**Task directions**: Return, word for word, every line that follows.

(Collected data entries)
______________________________
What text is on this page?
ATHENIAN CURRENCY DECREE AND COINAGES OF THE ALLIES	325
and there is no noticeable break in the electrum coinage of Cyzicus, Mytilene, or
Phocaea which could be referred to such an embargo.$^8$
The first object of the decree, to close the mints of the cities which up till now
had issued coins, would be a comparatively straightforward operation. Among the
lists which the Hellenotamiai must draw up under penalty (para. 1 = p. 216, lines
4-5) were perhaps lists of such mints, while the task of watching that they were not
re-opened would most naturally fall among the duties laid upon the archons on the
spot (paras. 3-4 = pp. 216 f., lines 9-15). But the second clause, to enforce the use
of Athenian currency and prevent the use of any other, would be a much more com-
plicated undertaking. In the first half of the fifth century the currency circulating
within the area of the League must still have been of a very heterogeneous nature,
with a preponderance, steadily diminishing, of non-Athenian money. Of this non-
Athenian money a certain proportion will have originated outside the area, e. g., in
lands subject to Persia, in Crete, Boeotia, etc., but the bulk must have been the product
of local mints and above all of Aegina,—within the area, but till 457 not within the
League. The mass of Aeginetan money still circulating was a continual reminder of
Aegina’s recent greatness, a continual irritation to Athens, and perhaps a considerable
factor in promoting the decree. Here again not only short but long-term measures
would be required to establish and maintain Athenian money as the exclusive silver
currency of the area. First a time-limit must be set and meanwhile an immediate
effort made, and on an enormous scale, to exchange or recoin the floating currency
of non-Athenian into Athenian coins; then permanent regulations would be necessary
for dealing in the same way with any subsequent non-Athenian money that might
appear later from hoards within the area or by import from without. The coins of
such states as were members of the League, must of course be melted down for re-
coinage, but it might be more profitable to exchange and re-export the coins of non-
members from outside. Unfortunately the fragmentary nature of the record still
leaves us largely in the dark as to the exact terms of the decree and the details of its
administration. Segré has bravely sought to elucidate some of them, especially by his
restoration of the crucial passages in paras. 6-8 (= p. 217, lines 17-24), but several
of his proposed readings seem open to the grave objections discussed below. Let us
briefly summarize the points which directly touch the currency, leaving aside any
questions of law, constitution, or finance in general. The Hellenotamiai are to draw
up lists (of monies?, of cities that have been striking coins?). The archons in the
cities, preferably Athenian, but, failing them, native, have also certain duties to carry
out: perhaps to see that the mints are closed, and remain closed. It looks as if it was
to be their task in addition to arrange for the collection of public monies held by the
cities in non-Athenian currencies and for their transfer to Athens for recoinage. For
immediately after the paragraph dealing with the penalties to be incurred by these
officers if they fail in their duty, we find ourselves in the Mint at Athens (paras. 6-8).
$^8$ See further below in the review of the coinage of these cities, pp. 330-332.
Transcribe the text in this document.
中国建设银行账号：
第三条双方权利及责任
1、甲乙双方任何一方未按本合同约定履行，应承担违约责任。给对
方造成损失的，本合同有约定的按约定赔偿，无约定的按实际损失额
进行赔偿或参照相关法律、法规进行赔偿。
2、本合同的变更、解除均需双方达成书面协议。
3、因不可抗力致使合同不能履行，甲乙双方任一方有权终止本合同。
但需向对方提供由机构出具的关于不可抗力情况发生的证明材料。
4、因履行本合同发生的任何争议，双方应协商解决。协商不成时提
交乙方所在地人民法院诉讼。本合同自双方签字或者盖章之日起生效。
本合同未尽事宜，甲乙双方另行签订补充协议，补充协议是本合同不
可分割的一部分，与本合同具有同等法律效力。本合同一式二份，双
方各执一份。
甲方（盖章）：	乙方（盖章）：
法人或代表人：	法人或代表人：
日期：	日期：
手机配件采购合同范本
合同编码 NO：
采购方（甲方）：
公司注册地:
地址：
______________________________
**Written response**:
What text is on this page?
ATHENIAN CURRENCY DECREE AND COINAGES OF THE ALLIES	325
and there is no noticeable break in the electrum coinage of Cyzicus, Mytilene, or
Phocaea which could be referred to such an embargo.$^8$
The first object of the decree, to close the mints of the cities which up till now
had issued coins, would be a comparatively straightforward operation. Among the
lists which the Hellenotamiai must draw up under penalty (para. 1 = p. 216, lines
4-5) were perhaps lists of such mints, while the task of watching that they were not
re-opened would most naturally fall among the duties laid upon the archons on the
spot (paras. 3-4 = pp. 216 f., lines 9-15). But the second clause, to enforce the use
of Athenian currency and prevent the use of any other, would be a much more com-
plicated undertaking. In the first half of the fifth century the currency circulating
within the area of the League must still have been of a very heterogeneous nature,
with a preponderance, steadily diminishing, of non-Athenian money. Of this non-
Athenian money a certain proportion will have originated outside the area, e. g., in
lands subject to Persia, in Crete, Boeotia, etc., but the bulk must have been the product
of local mints and above all of Aegina,—within the area, but till 457 not within the
League. The mass of Aeginetan money still circulating was a continual reminder of
Aegina’s recent greatness, a continual irritation to Athens, and perhaps a considerable
factor in promoting the decree. Here again not only short but long-term measures
would be required to establish and maintain Athenian money as the exclusive silver
currency of the area. First a time-limit must be set and meanwhile an immediate
effort made, and on an enormous scale, to exchange or recoin the floating currency
of non-Athenian into Athenian coins; then permanent regulations would be necessary
for dealing in the same way with any subsequent non-Athenian money that might
appear later from hoards within the area or by import from without. The coins of
such states as were members of the League, must of course be melted down for re-
coinage, but it might be more profitable to exchange and re-export the coins of non-
members from outside. Unfortunately the fragmentary nature of the record still
leaves us largely in the dark as to the exact terms of the decree and the details of its
administration. Segré has bravely sought to elucidate some of them, especially by his
restoration of the crucial passages in paras. 6-8 (= p. 217, lines 17-24), but several
of his proposed readings seem open to the grave objections discussed below. Let us
briefly summarize the points which directly touch the currency, leaving aside any
questions of law, constitution, or finance in general. The Hellenotamiai are to draw
up lists (of monies?, of cities that have been striking coins?). The archons in the
cities, preferably Athenian, but, failing them, native, have also certain duties to carry
out: perhaps to see that the mints are closed, and remain closed. It looks as if it was
to be their task in addition to arrange for the collection of public monies held by the
cities in non-Athenian currencies and for their transfer to Athens for recoinage. For
immediately after the paragraph dealing with the penalties to be incurred by these
officers if they fail in their duty, we find ourselves in the Mint at Athens (paras. 6-8).
$^8$ See further below in the review of the coinage of these cities, pp. 330-332.
Transcribe the text in this document.
中国建设银行账号：
第三条双方权利及责任
1、甲乙双方任何一方未按本合同约定履行，应承担违约责任。给对
方造成损失的，本合同有约定的按约定赔偿，无约定的按实际损失额
进行赔偿或参照相关法律、法规进行赔偿。
2、本合同的变更、解除均需双方达成书面协议。
3、因不可抗力致使合同不能履行，甲乙双方任一方有权终止本合同。
但需向对方提供由机构出具的关于不可抗力情况发生的证明材料。
4、因履行本合同发生的任何争议，双方应协商解决。协商不成时提
交乙方所在地人民法院诉讼。本合同自双方签字或者盖章之日起生效。
本合同未尽事宜，甲乙双方另行签订补充协议，补充协议是本合同不
可分割的一部分，与本合同具有同等法律效力。本合同一式二份，双
方各执一份。
甲方（盖章）：	乙方（盖章）：
法人或代表人：	法人或代表人：
日期：	日期：
手机配件采购合同范本
合同编码 NO：
采购方（甲方）：
公司注册地:
地址：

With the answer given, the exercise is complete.